──────── Page excerpt

NIPS 2016
Mon Dec 5th through Sun the 11th, 2016 at Centre Convencions Internacional Barcelona
Paper ID:822
Title:Unifying Count-Based Exploration and Intrinsic Motivation

Reviewer 1

Summary

Count based exploration bonus is incorporated in several RL algorithms. When the state space is large, generalization over neighboring states is required to get a meaningful count measure. This paper proposes a transformation from density estimation to a count measure. The transformation is simple and local, and the resulting pseudo-count enjoys several attractive properties. The approach is demonstrated by adding exploration to some Atari2600 games.

Qualitative Assessment

I find the proposed scheme to be both elegant and effective. The presentation is quite clear. Adding some details on the density estimation scheme used in the application should be useful.

Confidence in this Review

2-Confident (read it all; understood it all reasonably well)


Reviewer 2

Summary

This paper presents how we can extend the notion of state-action visitation counts to reinforcement learning domains with large state spaces, where the traditional notion of visitation count becomes uninformatively sparse to be useful. The main idea comes harnessing density estimation to derive pseudo-counts that can be seen as equivalent to counts. Asymptotic analysis is given to show that they are indeed equivalent. The effectiveness of the pseudo-count derived from density estimation (CTS) is demonstrated by extending two RL algorithms (DQN and A3C) to accomodate count-based exploration, and running on a range of games in ALE.

Qualitative Assessment

This is a very nice paper that could be useful for many (deep) RL algorithms with large state spaces. I have a few comments regarding the pseudo-count: (1) In ICML this year, a number of exploration algorithms were presented that used model uncertainty for exploration. It seems to me that using model uncertainty is simpler and more natural, rather than using an external, density model. This issue is briefly mentioned in future directions section, but how does pseudo-count exploration compare to these model uncertainty exploration methods? When is it advantageous to use pseudo-counts? (2) How does the density-based counting scheme to a really simple counting scheme, e.g. partition the screen into big chunks and use color indicators? (3) In eqn (5), N(x) -> N_a(x) since we want the bonus to be dependent on states *and* actions?

Confidence in this Review

2-Confident (read it all; understood it all reasonably well)


Reviewer 3

Summary

This paper proposes a new "exploration bonus" approach based on the notion of "pseudo count". It demonstrates several desirable properties of pseudo count in two computer games: FREEWAY and PITFALL (Section 4); analyzes the asymptotic relationship between pseudo count and count (Section 5); discusses the connection to intrinsic motivation and information gain (Section 6); and shows some experiment results of using pseudo count for exploration (Section 7).

Qualitative Assessment

This paper is very interesting in general. To the best of my knowledge, the notion of "pseudo count", how to use this notion for exploration, and its connection to information gain, are novel. The experiment results in Section 4 and 7 are convincing. Overall, I think this paper has met the standard of NIPS poster, though the theoretical part of the paper is a little bit weak. My major concern of the paper is that it is not well-written in general. In particular, the transitions between sections are not very smooth. Moreover, the title of the paper indicates that this paper will focus on the relationships between pseudo count and intrinsic motivation (information gain). However, when reading the paper, I feel that this is only the focus of Section 6. Other sections seem to have different (even unrelated) foci. Please polish the final version of the paper. Minor comments: 1) figures in Figure 1 and 2 are too small. 2) what is the difference between C_n(x,a) in Section 2.1 and R^+_n(x,a) in Equation 5? I think they are the same (up to a factor of \beta), right?

────────────────

Problem statement
Write out the stretch of the NIPS 2016 reviews from "Count based exploration" through "should be useful.", swapping "elegant" for "concise".

──────── Dataset entries

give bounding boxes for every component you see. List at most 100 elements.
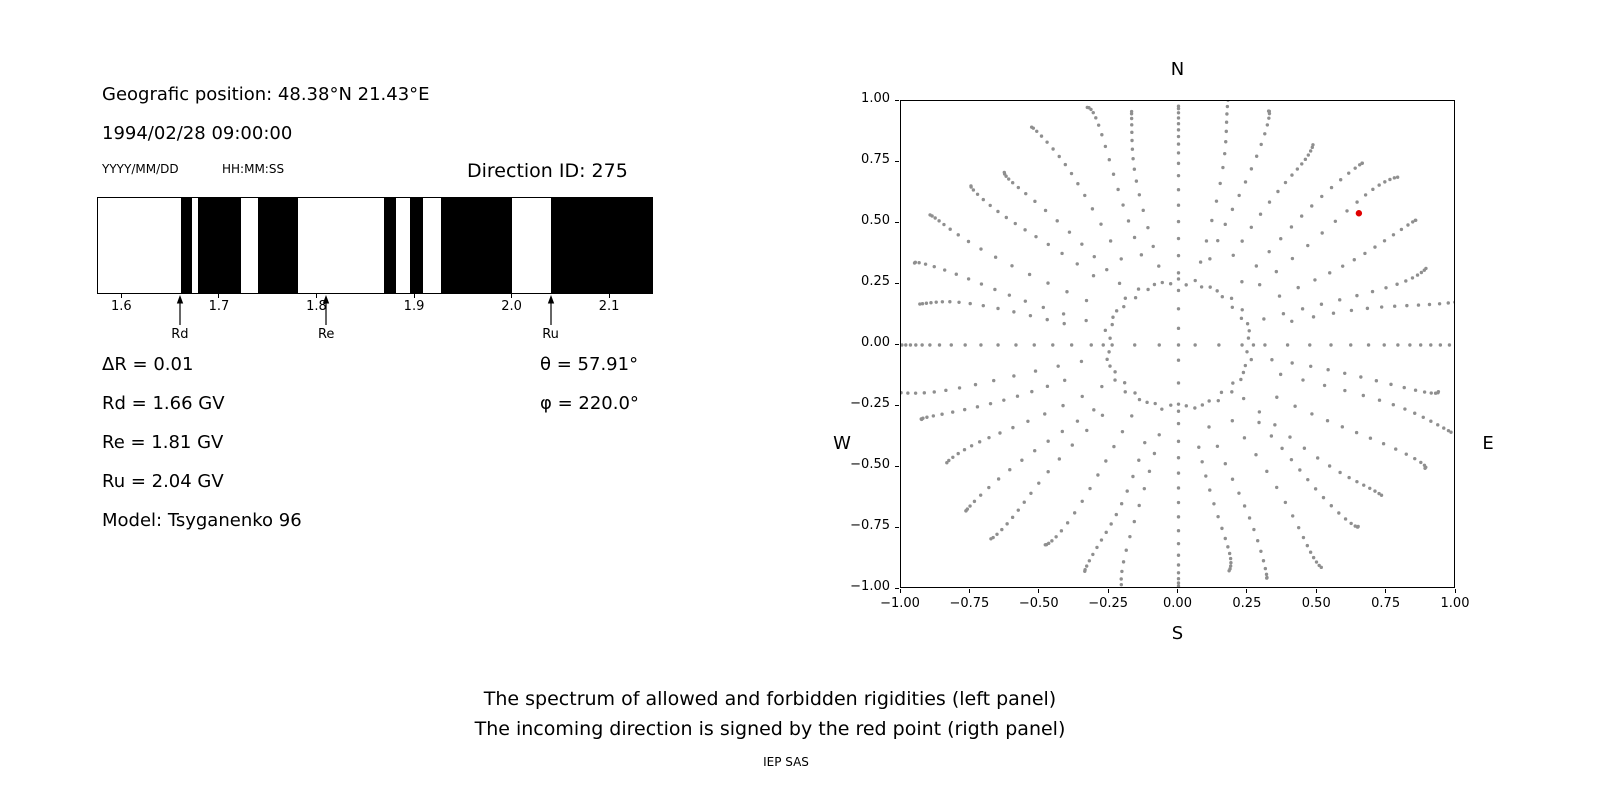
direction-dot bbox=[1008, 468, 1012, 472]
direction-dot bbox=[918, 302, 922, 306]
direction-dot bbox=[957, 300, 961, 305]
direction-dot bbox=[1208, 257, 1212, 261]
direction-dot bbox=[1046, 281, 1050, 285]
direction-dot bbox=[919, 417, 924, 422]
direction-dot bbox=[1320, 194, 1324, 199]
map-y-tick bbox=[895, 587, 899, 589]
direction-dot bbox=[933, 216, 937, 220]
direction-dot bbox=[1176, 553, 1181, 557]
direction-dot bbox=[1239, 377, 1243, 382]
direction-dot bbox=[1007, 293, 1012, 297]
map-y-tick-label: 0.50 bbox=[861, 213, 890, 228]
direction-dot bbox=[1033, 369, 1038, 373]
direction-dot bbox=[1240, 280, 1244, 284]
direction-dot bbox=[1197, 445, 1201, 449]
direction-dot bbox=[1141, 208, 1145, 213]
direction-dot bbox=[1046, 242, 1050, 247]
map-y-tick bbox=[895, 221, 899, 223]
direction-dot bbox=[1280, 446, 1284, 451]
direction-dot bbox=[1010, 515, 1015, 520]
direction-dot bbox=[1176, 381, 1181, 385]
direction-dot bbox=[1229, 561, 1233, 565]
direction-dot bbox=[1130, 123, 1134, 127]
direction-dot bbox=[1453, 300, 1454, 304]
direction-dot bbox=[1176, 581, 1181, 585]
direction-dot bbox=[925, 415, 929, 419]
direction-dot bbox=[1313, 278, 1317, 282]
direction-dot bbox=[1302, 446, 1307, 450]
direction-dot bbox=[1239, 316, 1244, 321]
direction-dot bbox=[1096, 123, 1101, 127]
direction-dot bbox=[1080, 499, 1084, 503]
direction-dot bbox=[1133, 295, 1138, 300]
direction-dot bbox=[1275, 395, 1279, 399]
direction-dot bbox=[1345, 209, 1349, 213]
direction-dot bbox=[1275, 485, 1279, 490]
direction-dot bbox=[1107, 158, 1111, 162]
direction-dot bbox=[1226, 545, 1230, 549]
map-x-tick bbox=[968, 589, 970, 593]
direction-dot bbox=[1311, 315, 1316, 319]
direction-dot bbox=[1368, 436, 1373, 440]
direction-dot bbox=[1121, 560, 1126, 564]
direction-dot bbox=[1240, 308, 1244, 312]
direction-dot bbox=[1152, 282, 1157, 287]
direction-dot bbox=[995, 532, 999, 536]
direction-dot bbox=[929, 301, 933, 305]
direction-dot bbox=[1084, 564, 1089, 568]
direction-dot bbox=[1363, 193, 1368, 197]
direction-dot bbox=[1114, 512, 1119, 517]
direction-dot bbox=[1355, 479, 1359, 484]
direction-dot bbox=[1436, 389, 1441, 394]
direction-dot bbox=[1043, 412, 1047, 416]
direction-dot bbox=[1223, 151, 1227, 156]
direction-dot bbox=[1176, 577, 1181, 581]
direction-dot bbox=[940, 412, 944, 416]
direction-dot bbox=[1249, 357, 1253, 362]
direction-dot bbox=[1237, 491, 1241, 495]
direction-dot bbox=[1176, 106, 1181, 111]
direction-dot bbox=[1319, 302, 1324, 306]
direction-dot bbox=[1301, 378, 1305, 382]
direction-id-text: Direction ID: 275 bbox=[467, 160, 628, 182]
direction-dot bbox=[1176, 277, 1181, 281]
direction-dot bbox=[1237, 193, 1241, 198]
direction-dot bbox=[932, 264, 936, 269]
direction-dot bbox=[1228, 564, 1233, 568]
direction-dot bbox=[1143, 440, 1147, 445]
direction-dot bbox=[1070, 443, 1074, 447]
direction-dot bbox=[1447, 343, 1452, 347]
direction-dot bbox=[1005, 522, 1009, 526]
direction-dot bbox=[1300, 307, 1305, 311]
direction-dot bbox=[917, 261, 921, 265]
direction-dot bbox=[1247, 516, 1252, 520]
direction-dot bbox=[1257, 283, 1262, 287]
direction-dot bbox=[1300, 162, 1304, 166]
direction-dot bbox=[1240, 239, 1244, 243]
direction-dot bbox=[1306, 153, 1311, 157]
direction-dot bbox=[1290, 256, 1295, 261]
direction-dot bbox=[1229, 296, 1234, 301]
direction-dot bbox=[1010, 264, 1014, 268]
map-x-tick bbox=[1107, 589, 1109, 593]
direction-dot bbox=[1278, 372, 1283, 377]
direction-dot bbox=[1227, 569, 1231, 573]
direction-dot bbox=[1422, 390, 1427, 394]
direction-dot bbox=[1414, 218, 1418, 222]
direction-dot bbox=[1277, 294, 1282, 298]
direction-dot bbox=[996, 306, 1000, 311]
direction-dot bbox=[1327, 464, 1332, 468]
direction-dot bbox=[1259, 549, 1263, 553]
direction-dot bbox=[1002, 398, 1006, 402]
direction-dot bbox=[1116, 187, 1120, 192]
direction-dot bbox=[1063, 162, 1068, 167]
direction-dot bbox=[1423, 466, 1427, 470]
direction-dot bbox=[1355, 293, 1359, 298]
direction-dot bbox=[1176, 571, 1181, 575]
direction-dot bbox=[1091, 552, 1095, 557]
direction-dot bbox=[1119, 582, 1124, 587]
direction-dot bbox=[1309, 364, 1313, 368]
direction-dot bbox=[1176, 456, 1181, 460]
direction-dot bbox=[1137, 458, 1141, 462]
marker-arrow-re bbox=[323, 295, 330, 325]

────────────────

Correct output
Count based exploration bonus is incorporated in several RL algorithms. When the state space is large, generalization over neighboring states is required to get a meaningful count measure. This paper proposes a transformation from density estimation to a count measure. The transformation is simple and local, and the resulting pseudo-count enjoys several attractive properties. The approach is demonstrated by adding exploration to some Atari2600 games.

Qualitative Assessment

I find the proposed scheme to be both concise and effective. The presentation is quite clear. Adding some details on the density estimation scheme used in the application should be useful.